◆ **Brief**: Scan the lines below for the string "subuser" and copy every one that has it.

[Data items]
•••••
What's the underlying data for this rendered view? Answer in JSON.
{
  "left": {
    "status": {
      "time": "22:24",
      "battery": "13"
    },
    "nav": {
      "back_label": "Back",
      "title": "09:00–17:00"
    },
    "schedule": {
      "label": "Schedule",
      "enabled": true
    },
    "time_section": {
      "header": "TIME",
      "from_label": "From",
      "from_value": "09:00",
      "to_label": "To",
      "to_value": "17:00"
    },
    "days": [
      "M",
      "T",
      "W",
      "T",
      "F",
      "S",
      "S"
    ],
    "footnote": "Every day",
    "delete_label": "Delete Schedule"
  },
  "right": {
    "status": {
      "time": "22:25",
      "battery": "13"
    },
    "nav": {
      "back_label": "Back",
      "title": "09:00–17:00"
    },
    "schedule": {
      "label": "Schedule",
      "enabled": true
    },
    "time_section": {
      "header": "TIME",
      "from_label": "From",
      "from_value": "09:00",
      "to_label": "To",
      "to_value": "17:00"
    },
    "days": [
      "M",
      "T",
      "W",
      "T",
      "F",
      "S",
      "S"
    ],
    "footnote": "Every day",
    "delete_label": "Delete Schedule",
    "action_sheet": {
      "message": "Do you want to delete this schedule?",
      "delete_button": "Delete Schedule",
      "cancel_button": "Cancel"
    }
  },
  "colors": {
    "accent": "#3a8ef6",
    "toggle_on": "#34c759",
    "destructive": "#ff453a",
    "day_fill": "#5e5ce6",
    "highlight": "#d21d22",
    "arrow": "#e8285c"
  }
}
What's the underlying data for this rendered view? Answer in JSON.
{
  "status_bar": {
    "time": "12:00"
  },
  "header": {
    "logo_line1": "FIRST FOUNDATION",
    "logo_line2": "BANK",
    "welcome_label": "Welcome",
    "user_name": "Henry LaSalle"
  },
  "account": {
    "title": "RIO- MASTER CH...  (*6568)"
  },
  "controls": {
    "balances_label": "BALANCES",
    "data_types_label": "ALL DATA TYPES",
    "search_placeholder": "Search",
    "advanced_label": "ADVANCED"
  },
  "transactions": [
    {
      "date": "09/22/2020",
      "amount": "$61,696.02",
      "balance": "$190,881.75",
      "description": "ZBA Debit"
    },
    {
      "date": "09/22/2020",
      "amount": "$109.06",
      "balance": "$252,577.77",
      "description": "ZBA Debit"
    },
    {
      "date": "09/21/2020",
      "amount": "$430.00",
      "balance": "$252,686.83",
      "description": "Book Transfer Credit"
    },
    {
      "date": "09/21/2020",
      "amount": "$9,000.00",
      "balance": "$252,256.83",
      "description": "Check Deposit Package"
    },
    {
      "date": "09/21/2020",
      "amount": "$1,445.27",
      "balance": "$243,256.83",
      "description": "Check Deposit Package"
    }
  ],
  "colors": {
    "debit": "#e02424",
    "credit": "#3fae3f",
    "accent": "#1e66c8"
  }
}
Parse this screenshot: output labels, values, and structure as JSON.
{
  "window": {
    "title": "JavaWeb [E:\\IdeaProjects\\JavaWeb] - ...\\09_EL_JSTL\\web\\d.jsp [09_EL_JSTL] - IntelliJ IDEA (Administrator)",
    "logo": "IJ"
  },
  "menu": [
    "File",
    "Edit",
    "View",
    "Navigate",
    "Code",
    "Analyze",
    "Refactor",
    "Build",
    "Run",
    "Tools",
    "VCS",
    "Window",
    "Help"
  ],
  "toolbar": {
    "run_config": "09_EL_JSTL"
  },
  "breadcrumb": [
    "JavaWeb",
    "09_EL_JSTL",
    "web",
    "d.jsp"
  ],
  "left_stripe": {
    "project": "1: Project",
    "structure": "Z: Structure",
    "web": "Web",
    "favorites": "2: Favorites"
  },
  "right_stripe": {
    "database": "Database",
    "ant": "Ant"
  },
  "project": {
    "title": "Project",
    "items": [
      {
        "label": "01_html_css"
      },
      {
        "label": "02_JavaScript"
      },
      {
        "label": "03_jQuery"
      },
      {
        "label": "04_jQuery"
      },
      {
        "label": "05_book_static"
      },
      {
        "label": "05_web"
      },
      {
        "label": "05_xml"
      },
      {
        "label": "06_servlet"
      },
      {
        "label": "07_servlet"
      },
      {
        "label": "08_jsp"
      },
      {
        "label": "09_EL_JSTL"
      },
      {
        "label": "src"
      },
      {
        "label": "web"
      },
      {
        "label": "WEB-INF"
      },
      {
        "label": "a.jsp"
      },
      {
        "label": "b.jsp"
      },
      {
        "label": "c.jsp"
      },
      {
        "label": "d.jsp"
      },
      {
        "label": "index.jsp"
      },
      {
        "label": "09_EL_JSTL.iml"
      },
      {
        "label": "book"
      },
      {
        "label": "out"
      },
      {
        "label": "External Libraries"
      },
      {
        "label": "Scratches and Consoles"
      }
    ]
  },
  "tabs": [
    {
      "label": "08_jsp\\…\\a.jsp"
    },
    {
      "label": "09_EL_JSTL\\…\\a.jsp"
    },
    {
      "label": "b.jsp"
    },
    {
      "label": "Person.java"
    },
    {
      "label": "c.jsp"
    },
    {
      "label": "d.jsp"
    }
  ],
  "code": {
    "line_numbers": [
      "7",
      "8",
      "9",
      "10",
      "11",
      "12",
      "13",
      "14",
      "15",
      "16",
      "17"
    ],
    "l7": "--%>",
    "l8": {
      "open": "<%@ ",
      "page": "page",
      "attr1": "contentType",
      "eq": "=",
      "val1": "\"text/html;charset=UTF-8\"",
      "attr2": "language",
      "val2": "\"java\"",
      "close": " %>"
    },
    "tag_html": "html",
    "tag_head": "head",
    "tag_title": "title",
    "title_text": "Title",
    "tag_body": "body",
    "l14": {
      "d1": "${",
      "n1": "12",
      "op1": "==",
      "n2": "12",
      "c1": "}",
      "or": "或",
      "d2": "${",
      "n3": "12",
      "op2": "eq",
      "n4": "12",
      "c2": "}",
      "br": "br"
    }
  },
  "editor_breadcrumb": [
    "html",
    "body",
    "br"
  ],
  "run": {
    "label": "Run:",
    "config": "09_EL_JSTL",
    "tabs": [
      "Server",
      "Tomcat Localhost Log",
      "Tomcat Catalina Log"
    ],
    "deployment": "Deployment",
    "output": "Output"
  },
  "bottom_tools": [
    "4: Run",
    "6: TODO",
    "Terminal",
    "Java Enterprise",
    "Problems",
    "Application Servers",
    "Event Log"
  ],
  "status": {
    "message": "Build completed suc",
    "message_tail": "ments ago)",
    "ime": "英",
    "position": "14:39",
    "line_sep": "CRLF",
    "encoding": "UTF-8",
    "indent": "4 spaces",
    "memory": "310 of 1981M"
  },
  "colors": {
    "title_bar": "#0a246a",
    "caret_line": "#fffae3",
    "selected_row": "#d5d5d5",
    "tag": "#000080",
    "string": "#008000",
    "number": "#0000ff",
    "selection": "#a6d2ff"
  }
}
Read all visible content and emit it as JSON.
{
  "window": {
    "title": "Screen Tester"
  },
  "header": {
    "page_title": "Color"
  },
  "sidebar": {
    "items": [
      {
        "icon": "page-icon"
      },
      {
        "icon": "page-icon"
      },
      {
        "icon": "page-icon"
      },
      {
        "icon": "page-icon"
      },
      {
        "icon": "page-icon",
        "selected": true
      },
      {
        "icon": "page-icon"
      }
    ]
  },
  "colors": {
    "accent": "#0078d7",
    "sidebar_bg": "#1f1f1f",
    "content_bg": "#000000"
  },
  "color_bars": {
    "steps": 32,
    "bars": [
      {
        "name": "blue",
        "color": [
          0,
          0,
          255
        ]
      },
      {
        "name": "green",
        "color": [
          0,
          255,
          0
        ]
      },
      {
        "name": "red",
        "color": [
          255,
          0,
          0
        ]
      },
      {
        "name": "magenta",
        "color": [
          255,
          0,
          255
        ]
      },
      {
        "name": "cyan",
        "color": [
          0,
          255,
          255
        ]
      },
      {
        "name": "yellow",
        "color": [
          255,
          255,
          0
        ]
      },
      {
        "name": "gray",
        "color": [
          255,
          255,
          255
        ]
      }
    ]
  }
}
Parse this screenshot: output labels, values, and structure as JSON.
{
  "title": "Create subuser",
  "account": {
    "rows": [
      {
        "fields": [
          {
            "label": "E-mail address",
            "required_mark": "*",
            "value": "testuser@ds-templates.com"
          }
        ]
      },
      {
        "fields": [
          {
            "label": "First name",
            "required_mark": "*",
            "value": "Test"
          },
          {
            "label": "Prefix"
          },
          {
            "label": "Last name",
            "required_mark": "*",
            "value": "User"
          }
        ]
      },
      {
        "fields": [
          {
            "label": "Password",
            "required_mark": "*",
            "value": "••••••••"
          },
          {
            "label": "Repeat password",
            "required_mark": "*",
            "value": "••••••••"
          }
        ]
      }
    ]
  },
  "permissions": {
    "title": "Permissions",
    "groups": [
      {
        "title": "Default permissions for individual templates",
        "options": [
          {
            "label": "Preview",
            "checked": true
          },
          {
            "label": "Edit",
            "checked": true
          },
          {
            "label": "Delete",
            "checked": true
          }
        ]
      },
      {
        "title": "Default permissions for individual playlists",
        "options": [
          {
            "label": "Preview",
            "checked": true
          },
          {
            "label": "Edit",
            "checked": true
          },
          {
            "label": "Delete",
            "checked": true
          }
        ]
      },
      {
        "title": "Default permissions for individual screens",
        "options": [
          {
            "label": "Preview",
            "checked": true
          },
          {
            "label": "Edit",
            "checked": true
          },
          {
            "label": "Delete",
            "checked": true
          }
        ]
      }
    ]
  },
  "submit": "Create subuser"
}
•••••
◆ **Response to the exercise**:
  "title": "Create subuser",
  "submit": "Create subuser"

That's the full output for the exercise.